# start of DATA SUPPLIED

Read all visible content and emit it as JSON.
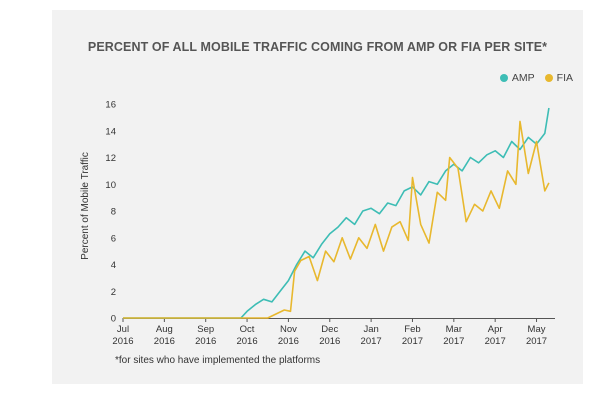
{
  "chart_data": {
    "type": "line",
    "title": "PERCENT OF ALL MOBILE TRAFFIC COMING FROM AMP OR FIA PER SITE*",
    "ylabel": "Percent of Mobile Traffic",
    "xlabel": "",
    "ylim": [
      0,
      16
    ],
    "yticks": [
      0,
      2,
      4,
      6,
      8,
      10,
      12,
      14,
      16
    ],
    "xlim": [
      0,
      10.35
    ],
    "x_tick_labels": [
      {
        "month": "Jul",
        "year": "2016"
      },
      {
        "month": "Aug",
        "year": "2016"
      },
      {
        "month": "Sep",
        "year": "2016"
      },
      {
        "month": "Oct",
        "year": "2016"
      },
      {
        "month": "Nov",
        "year": "2016"
      },
      {
        "month": "Dec",
        "year": "2016"
      },
      {
        "month": "Jan",
        "year": "2017"
      },
      {
        "month": "Feb",
        "year": "2017"
      },
      {
        "month": "Mar",
        "year": "2017"
      },
      {
        "month": "Apr",
        "year": "2017"
      },
      {
        "month": "May",
        "year": "2017"
      }
    ],
    "legend_position": "top-right",
    "series": [
      {
        "name": "AMP",
        "color": "#3dbdb5",
        "x": [
          0,
          2.85,
          3.0,
          3.2,
          3.4,
          3.6,
          3.8,
          4.0,
          4.2,
          4.4,
          4.6,
          4.8,
          5.0,
          5.2,
          5.4,
          5.6,
          5.8,
          6.0,
          6.2,
          6.4,
          6.6,
          6.8,
          7.0,
          7.2,
          7.4,
          7.6,
          7.8,
          8.0,
          8.2,
          8.4,
          8.6,
          8.8,
          9.0,
          9.2,
          9.4,
          9.6,
          9.8,
          10.0,
          10.2,
          10.3
        ],
        "y": [
          0,
          0,
          0.5,
          1.0,
          1.4,
          1.2,
          2.0,
          2.8,
          4.0,
          5.0,
          4.5,
          5.5,
          6.3,
          6.8,
          7.5,
          7.0,
          8.0,
          8.2,
          7.8,
          8.6,
          8.4,
          9.5,
          9.8,
          9.2,
          10.2,
          10.0,
          11.0,
          11.5,
          11.0,
          12.0,
          11.6,
          12.2,
          12.5,
          12.0,
          13.2,
          12.6,
          13.5,
          13.0,
          13.8,
          15.7
        ]
      },
      {
        "name": "FIA",
        "color": "#e8b82e",
        "x": [
          0,
          3.5,
          3.7,
          3.9,
          4.05,
          4.15,
          4.3,
          4.5,
          4.7,
          4.9,
          5.1,
          5.3,
          5.5,
          5.7,
          5.9,
          6.1,
          6.3,
          6.5,
          6.7,
          6.9,
          7.0,
          7.2,
          7.4,
          7.6,
          7.8,
          7.9,
          8.1,
          8.3,
          8.5,
          8.7,
          8.9,
          9.1,
          9.3,
          9.5,
          9.6,
          9.8,
          10.0,
          10.2,
          10.3
        ],
        "y": [
          0,
          0,
          0.3,
          0.6,
          0.5,
          3.5,
          4.3,
          4.6,
          2.8,
          5.0,
          4.2,
          6.0,
          4.4,
          6.0,
          5.2,
          7.0,
          5.0,
          6.8,
          7.2,
          5.8,
          10.5,
          7.0,
          5.6,
          9.4,
          8.8,
          12.0,
          11.2,
          7.2,
          8.5,
          8.0,
          9.5,
          8.2,
          11.0,
          10.0,
          14.7,
          10.8,
          13.2,
          9.5,
          10.1
        ]
      }
    ]
  },
  "footnote": "*for sites who have implemented the platforms"
}
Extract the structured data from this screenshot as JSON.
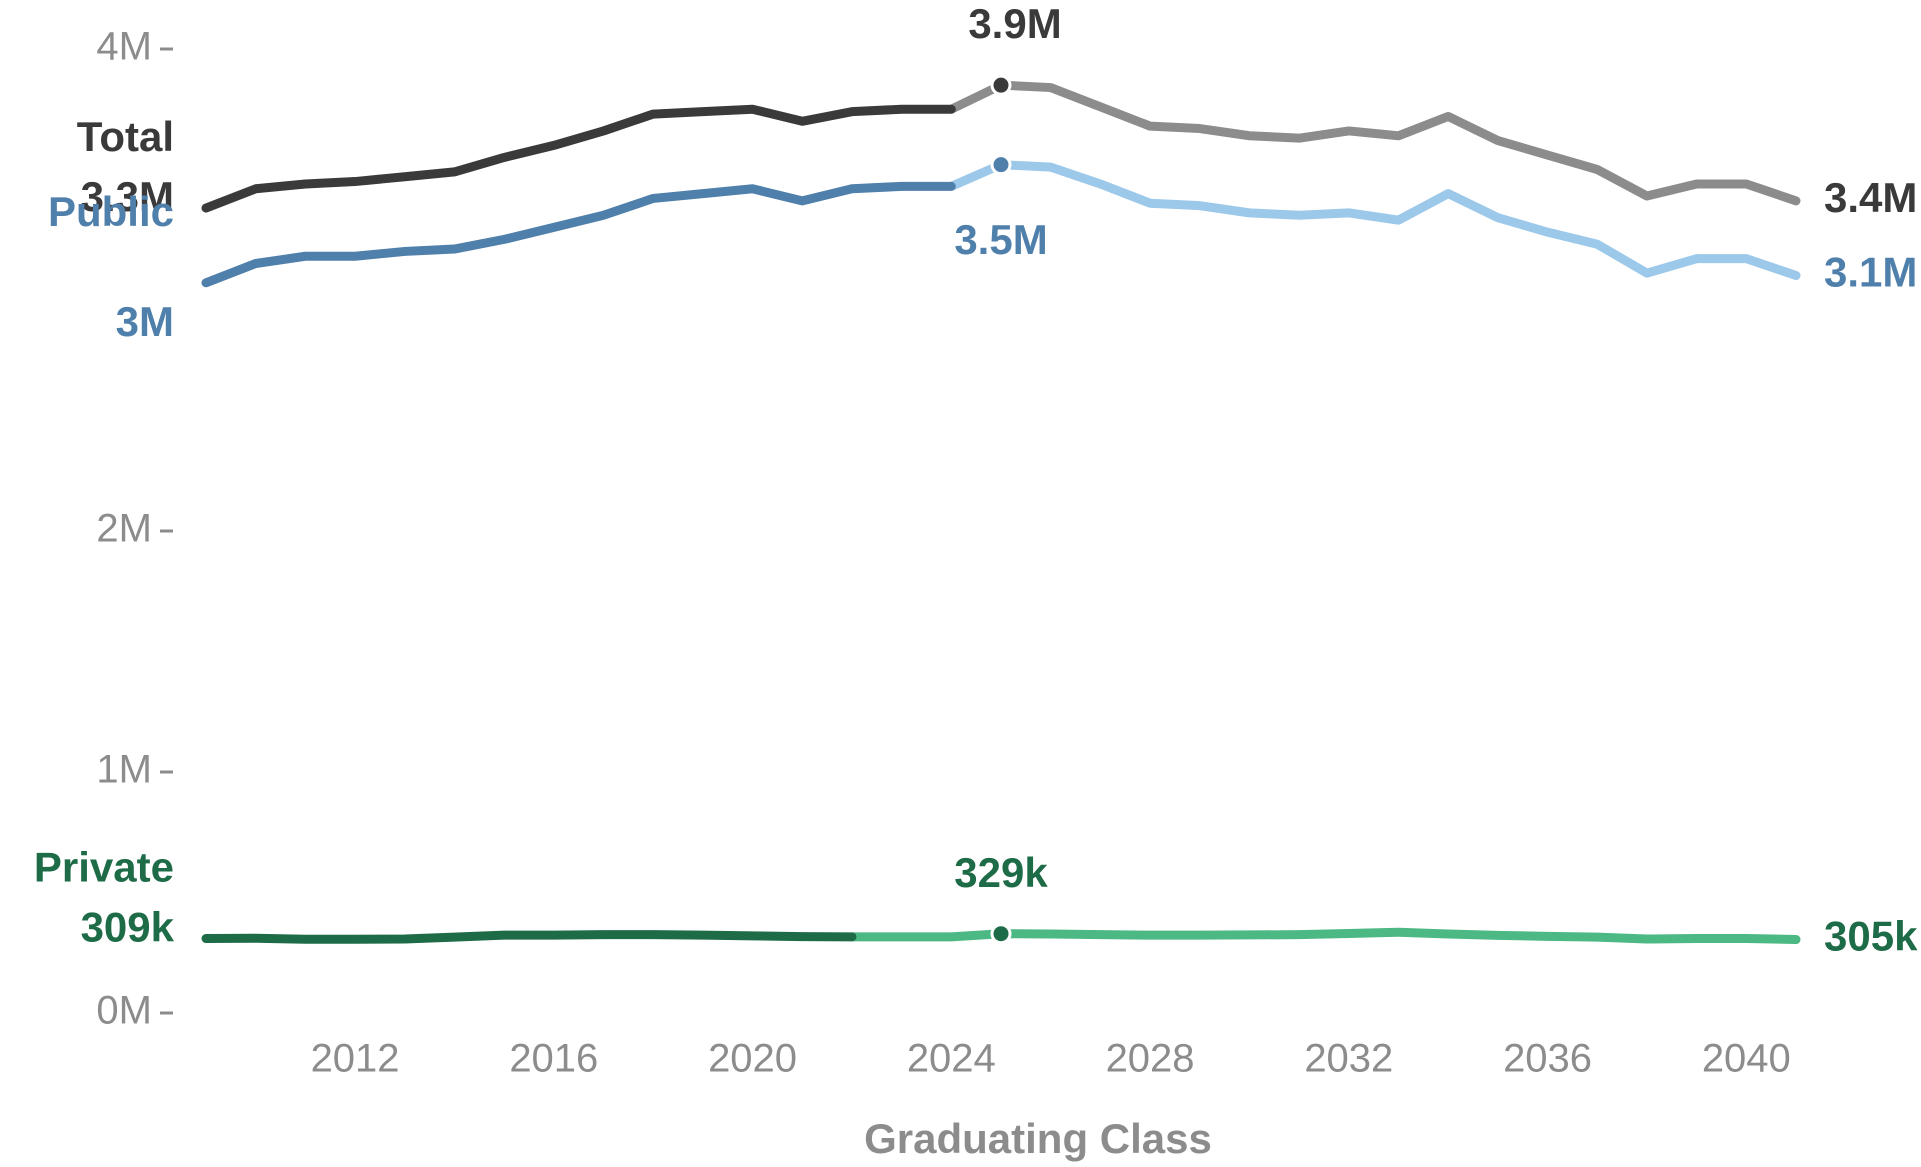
{
  "chart_data": {
    "type": "line",
    "x_label": "Graduating Class",
    "x": [
      2009,
      2010,
      2011,
      2012,
      2013,
      2014,
      2015,
      2016,
      2017,
      2018,
      2019,
      2020,
      2021,
      2022,
      2023,
      2024,
      2025,
      2026,
      2027,
      2028,
      2029,
      2030,
      2031,
      2032,
      2033,
      2034,
      2035,
      2036,
      2037,
      2038,
      2039,
      2040,
      2041
    ],
    "xlim": [
      2009,
      2041
    ],
    "xticks": [
      2012,
      2016,
      2020,
      2024,
      2028,
      2032,
      2036,
      2040
    ],
    "ylim": [
      0,
      4
    ],
    "yticks": [
      {
        "value": 0,
        "label": "0M"
      },
      {
        "value": 1,
        "label": "1M"
      },
      {
        "value": 2,
        "label": "2M"
      },
      {
        "value": 4,
        "label": "4M"
      }
    ],
    "series": [
      {
        "name": "Total",
        "color": "#3a3a3a",
        "projected_color": "#8c8c8c",
        "projected_from": 2024,
        "values": [
          3.34,
          3.42,
          3.44,
          3.45,
          3.47,
          3.49,
          3.55,
          3.6,
          3.66,
          3.73,
          3.74,
          3.75,
          3.7,
          3.74,
          3.75,
          3.75,
          3.85,
          3.84,
          3.76,
          3.68,
          3.67,
          3.64,
          3.63,
          3.66,
          3.64,
          3.72,
          3.62,
          3.56,
          3.5,
          3.39,
          3.44,
          3.44,
          3.37
        ],
        "value_labels": [
          "3.3M",
          null,
          null,
          null,
          null,
          null,
          null,
          null,
          null,
          null,
          null,
          null,
          null,
          null,
          null,
          null,
          "3.9M",
          null,
          null,
          null,
          null,
          null,
          null,
          null,
          null,
          null,
          null,
          null,
          null,
          null,
          null,
          null,
          "3.4M"
        ]
      },
      {
        "name": "Public",
        "color": "#4f7fab",
        "projected_color": "#9cc8ea",
        "projected_from": 2024,
        "values": [
          3.03,
          3.11,
          3.14,
          3.14,
          3.16,
          3.17,
          3.21,
          3.26,
          3.31,
          3.38,
          3.4,
          3.42,
          3.37,
          3.42,
          3.43,
          3.43,
          3.52,
          3.51,
          3.44,
          3.36,
          3.35,
          3.32,
          3.31,
          3.32,
          3.29,
          3.4,
          3.3,
          3.24,
          3.19,
          3.07,
          3.13,
          3.13,
          3.06
        ],
        "value_labels": [
          "3M",
          null,
          null,
          null,
          null,
          null,
          null,
          null,
          null,
          null,
          null,
          null,
          null,
          null,
          null,
          null,
          "3.5M",
          null,
          null,
          null,
          null,
          null,
          null,
          null,
          null,
          null,
          null,
          null,
          null,
          null,
          null,
          null,
          "3.1M"
        ]
      },
      {
        "name": "Private",
        "color": "#1e6b47",
        "projected_color": "#4cb884",
        "projected_from": 2022,
        "values": [
          0.309,
          0.31,
          0.306,
          0.306,
          0.307,
          0.315,
          0.323,
          0.323,
          0.325,
          0.325,
          0.323,
          0.32,
          0.317,
          0.316,
          0.316,
          0.316,
          0.329,
          0.328,
          0.325,
          0.323,
          0.323,
          0.324,
          0.325,
          0.33,
          0.335,
          0.328,
          0.322,
          0.318,
          0.315,
          0.307,
          0.309,
          0.309,
          0.305
        ],
        "value_labels": [
          "309k",
          null,
          null,
          null,
          null,
          null,
          null,
          null,
          null,
          null,
          null,
          null,
          null,
          null,
          null,
          null,
          "329k",
          null,
          null,
          null,
          null,
          null,
          null,
          null,
          null,
          null,
          null,
          null,
          null,
          null,
          null,
          null,
          "305k"
        ]
      }
    ]
  }
}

# end of DATA SUPPLIED

#### DO THIS:
Every line of the material is to be quoted exactly, with no pictures carried over.

#### EXERCISE ANSWER:
Read all visible content and emit it as JSON.
{
  "chart_data": {
    "type": "line",
    "title": "PERCENT OF ALL MOBILE TRAFFIC COMING FROM AMP OR FIA PER SITE*",
    "ylabel": "Percent of Mobile Traffic",
    "xlabel": "",
    "ylim": [
      0,
      16
    ],
    "yticks": [
      0,
      2,
      4,
      6,
      8,
      10,
      12,
      14,
      16
    ],
    "xlim": [
      0,
      10.35
    ],
    "x_tick_labels": [
      {
        "month": "Jul",
        "year": "2016"
      },
      {
        "month": "Aug",
        "year": "2016"
      },
      {
        "month": "Sep",
        "year": "2016"
      },
      {
        "month": "Oct",
        "year": "2016"
      },
      {
        "month": "Nov",
        "year": "2016"
      },
      {
        "month": "Dec",
        "year": "2016"
      },
      {
        "month": "Jan",
        "year": "2017"
      },
      {
        "month": "Feb",
        "year": "2017"
      },
      {
        "month": "Mar",
        "year": "2017"
      },
      {
        "month": "Apr",
        "year": "2017"
      },
      {
        "month": "May",
        "year": "2017"
      }
    ],
    "legend_position": "top-right",
    "series": [
      {
        "name": "AMP",
        "color": "#3dbdb5",
        "x": [
          0,
          2.85,
          3.0,
          3.2,
          3.4,
          3.6,
          3.8,
          4.0,
          4.2,
          4.4,
          4.6,
          4.8,
          5.0,
          5.2,
          5.4,
          5.6,
          5.8,
          6.0,
          6.2,
          6.4,
          6.6,
          6.8,
          7.0,
          7.2,
          7.4,
          7.6,
          7.8,
          8.0,
          8.2,
          8.4,
          8.6,
          8.8,
          9.0,
          9.2,
          9.4,
          9.6,
          9.8,
          10.0,
          10.2,
          10.3
        ],
        "y": [
          0,
          0,
          0.5,
          1.0,
          1.4,
          1.2,
          2.0,
          2.8,
          4.0,
          5.0,
          4.5,
          5.5,
          6.3,
          6.8,
          7.5,
          7.0,
          8.0,
          8.2,
          7.8,
          8.6,
          8.4,
          9.5,
          9.8,
          9.2,
          10.2,
          10.0,
          11.0,
          11.5,
          11.0,
          12.0,
          11.6,
          12.2,
          12.5,
          12.0,
          13.2,
          12.6,
          13.5,
          13.0,
          13.8,
          15.7
        ]
      },
      {
        "name": "FIA",
        "color": "#e8b82e",
        "x": [
          0,
          3.5,
          3.7,
          3.9,
          4.05,
          4.15,
          4.3,
          4.5,
          4.7,
          4.9,
          5.1,
          5.3,
          5.5,
          5.7,
          5.9,
          6.1,
          6.3,
          6.5,
          6.7,
          6.9,
          7.0,
          7.2,
          7.4,
          7.6,
          7.8,
          7.9,
          8.1,
          8.3,
          8.5,
          8.7,
          8.9,
          9.1,
          9.3,
          9.5,
          9.6,
          9.8,
          10.0,
          10.2,
          10.3
        ],
        "y": [
          0,
          0,
          0.3,
          0.6,
          0.5,
          3.5,
          4.3,
          4.6,
          2.8,
          5.0,
          4.2,
          6.0,
          4.4,
          6.0,
          5.2,
          7.0,
          5.0,
          6.8,
          7.2,
          5.8,
          10.5,
          7.0,
          5.6,
          9.4,
          8.8,
          12.0,
          11.2,
          7.2,
          8.5,
          8.0,
          9.5,
          8.2,
          11.0,
          10.0,
          14.7,
          10.8,
          13.2,
          9.5,
          10.1
        ]
      }
    ]
  },
  "footnote": "*for sites who have implemented the platforms"
}
Extract the structured data from this screenshot as JSON.
{
  "chart_data": {
    "type": "line",
    "x_label": "Graduating Class",
    "x": [
      2009,
      2010,
      2011,
      2012,
      2013,
      2014,
      2015,
      2016,
      2017,
      2018,
      2019,
      2020,
      2021,
      2022,
      2023,
      2024,
      2025,
      2026,
      2027,
      2028,
      2029,
      2030,
      2031,
      2032,
      2033,
      2034,
      2035,
      2036,
      2037,
      2038,
      2039,
      2040,
      2041
    ],
    "xlim": [
      2009,
      2041
    ],
    "xticks": [
      2012,
      2016,
      2020,
      2024,
      2028,
      2032,
      2036,
      2040
    ],
    "ylim": [
      0,
      4
    ],
    "yticks": [
      {
        "value": 0,
        "label": "0M"
      },
      {
        "value": 1,
        "label": "1M"
      },
      {
        "value": 2,
        "label": "2M"
      },
      {
        "value": 4,
        "label": "4M"
      }
    ],
    "series": [
      {
        "name": "Total",
        "color": "#3a3a3a",
        "projected_color": "#8c8c8c",
        "projected_from": 2024,
        "values": [
          3.34,
          3.42,
          3.44,
          3.45,
          3.47,
          3.49,
          3.55,
          3.6,
          3.66,
          3.73,
          3.74,
          3.75,
          3.7,
          3.74,
          3.75,
          3.75,
          3.85,
          3.84,
          3.76,
          3.68,
          3.67,
          3.64,
          3.63,
          3.66,
          3.64,
          3.72,
          3.62,
          3.56,
          3.5,
          3.39,
          3.44,
          3.44,
          3.37
        ],
        "value_labels": [
          "3.3M",
          null,
          null,
          null,
          null,
          null,
          null,
          null,
          null,
          null,
          null,
          null,
          null,
          null,
          null,
          null,
          "3.9M",
          null,
          null,
          null,
          null,
          null,
          null,
          null,
          null,
          null,
          null,
          null,
          null,
          null,
          null,
          null,
          "3.4M"
        ]
      },
      {
        "name": "Public",
        "color": "#4f7fab",
        "projected_color": "#9cc8ea",
        "projected_from": 2024,
        "values": [
          3.03,
          3.11,
          3.14,
          3.14,
          3.16,
          3.17,
          3.21,
          3.26,
          3.31,
          3.38,
          3.4,
          3.42,
          3.37,
          3.42,
          3.43,
          3.43,
          3.52,
          3.51,
          3.44,
          3.36,
          3.35,
          3.32,
          3.31,
          3.32,
          3.29,
          3.4,
          3.3,
          3.24,
          3.19,
          3.07,
          3.13,
          3.13,
          3.06
        ],
        "value_labels": [
          "3M",
          null,
          null,
          null,
          null,
          null,
          null,
          null,
          null,
          null,
          null,
          null,
          null,
          null,
          null,
          null,
          "3.5M",
          null,
          null,
          null,
          null,
          null,
          null,
          null,
          null,
          null,
          null,
          null,
          null,
          null,
          null,
          null,
          "3.1M"
        ]
      },
      {
        "name": "Private",
        "color": "#1e6b47",
        "projected_color": "#4cb884",
        "projected_from": 2022,
        "values": [
          0.309,
          0.31,
          0.306,
          0.306,
          0.307,
          0.315,
          0.323,
          0.323,
          0.325,
          0.325,
          0.323,
          0.32,
          0.317,
          0.316,
          0.316,
          0.316,
          0.329,
          0.328,
          0.325,
          0.323,
          0.323,
          0.324,
          0.325,
          0.33,
          0.335,
          0.328,
          0.322,
          0.318,
          0.315,
          0.307,
          0.309,
          0.309,
          0.305
        ],
        "value_labels": [
          "309k",
          null,
          null,
          null,
          null,
          null,
          null,
          null,
          null,
          null,
          null,
          null,
          null,
          null,
          null,
          null,
          "329k",
          null,
          null,
          null,
          null,
          null,
          null,
          null,
          null,
          null,
          null,
          null,
          null,
          null,
          null,
          null,
          "305k"
        ]
      }
    ]
  }
}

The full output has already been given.